Data records
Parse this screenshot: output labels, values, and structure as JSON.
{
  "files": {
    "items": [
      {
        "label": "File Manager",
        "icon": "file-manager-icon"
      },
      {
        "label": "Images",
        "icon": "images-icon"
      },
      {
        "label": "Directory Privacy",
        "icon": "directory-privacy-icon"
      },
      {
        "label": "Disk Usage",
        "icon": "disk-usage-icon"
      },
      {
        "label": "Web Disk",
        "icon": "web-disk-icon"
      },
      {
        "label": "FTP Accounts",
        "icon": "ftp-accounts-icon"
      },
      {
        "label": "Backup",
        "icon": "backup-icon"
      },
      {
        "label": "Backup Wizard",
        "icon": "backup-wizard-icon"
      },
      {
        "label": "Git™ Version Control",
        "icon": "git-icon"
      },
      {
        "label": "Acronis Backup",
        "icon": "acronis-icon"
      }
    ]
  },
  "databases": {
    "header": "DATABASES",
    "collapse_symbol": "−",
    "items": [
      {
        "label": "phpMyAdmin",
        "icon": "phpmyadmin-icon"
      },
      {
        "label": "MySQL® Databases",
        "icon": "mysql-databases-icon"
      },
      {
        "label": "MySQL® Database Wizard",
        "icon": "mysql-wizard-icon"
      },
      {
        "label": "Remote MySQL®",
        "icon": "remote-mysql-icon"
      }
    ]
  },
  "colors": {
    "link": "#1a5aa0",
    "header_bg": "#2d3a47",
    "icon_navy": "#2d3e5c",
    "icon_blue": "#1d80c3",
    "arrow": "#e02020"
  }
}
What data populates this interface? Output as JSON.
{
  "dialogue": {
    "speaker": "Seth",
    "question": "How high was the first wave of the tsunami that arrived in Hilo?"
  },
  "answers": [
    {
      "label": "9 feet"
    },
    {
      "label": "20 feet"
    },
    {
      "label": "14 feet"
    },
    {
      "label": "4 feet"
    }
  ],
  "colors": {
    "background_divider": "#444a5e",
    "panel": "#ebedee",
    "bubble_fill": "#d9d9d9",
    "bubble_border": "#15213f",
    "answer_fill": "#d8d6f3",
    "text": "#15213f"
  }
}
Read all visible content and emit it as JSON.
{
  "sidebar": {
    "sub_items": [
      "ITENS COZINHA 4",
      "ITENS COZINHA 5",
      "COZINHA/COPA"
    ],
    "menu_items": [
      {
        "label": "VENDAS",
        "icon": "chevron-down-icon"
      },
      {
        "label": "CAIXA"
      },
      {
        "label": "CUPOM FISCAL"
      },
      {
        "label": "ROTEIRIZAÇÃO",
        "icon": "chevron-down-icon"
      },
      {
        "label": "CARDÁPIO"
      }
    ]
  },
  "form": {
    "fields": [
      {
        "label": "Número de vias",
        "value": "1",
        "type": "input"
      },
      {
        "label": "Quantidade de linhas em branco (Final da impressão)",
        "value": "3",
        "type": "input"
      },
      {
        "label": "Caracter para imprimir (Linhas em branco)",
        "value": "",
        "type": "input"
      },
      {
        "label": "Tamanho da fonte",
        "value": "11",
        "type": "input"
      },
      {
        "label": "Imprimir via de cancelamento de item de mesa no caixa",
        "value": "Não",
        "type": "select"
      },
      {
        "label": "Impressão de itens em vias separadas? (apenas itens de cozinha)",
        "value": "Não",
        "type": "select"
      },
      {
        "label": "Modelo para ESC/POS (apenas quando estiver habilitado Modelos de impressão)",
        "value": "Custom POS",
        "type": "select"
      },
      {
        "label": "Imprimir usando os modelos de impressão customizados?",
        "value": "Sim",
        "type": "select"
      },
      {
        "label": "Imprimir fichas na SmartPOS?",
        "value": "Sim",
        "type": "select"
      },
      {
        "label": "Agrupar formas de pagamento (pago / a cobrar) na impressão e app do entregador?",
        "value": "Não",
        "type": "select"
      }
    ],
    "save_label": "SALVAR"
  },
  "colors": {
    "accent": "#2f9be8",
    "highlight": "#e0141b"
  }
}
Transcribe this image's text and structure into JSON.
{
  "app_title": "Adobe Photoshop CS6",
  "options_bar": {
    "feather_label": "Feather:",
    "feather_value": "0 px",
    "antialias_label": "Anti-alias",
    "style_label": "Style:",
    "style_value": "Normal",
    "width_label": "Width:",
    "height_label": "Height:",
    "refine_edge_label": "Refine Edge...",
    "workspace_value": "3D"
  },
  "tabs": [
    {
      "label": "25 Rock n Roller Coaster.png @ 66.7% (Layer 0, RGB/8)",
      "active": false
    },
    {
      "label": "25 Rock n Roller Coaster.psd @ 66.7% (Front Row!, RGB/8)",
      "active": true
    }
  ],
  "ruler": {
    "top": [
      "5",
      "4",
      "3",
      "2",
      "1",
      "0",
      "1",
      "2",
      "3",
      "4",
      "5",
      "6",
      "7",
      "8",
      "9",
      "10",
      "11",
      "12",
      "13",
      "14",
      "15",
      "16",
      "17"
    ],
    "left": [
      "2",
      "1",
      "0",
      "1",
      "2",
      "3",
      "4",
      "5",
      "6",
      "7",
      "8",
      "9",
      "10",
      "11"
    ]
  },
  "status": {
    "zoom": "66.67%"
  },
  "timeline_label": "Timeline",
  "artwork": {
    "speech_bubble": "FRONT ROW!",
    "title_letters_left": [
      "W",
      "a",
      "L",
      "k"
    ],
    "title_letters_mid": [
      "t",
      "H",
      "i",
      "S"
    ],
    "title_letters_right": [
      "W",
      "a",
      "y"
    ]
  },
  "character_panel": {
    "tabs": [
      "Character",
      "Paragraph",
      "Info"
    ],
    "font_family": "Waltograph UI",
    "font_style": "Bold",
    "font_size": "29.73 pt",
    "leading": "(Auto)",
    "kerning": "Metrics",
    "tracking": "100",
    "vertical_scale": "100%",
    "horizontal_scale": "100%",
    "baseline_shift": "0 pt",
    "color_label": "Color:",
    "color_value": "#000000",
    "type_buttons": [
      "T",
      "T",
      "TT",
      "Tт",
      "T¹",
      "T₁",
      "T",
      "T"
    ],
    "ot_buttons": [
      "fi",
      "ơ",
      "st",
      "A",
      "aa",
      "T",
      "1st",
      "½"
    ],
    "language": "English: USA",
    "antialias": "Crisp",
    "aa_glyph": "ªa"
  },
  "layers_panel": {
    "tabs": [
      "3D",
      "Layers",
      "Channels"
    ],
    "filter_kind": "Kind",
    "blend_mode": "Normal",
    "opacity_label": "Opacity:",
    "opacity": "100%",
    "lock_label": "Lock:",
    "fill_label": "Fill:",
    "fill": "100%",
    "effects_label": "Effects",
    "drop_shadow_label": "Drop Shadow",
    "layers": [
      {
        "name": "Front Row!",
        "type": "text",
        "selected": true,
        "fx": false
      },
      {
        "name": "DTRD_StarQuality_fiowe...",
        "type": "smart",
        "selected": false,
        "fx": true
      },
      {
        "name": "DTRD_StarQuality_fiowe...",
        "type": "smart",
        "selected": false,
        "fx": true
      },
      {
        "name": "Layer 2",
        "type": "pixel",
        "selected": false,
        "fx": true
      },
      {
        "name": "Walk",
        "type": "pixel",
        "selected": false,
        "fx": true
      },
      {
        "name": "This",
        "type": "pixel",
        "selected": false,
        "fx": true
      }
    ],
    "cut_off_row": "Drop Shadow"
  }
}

What to do: How many lines of the data contain the word "apenas"? Answer with the number alone.

Expected output: 2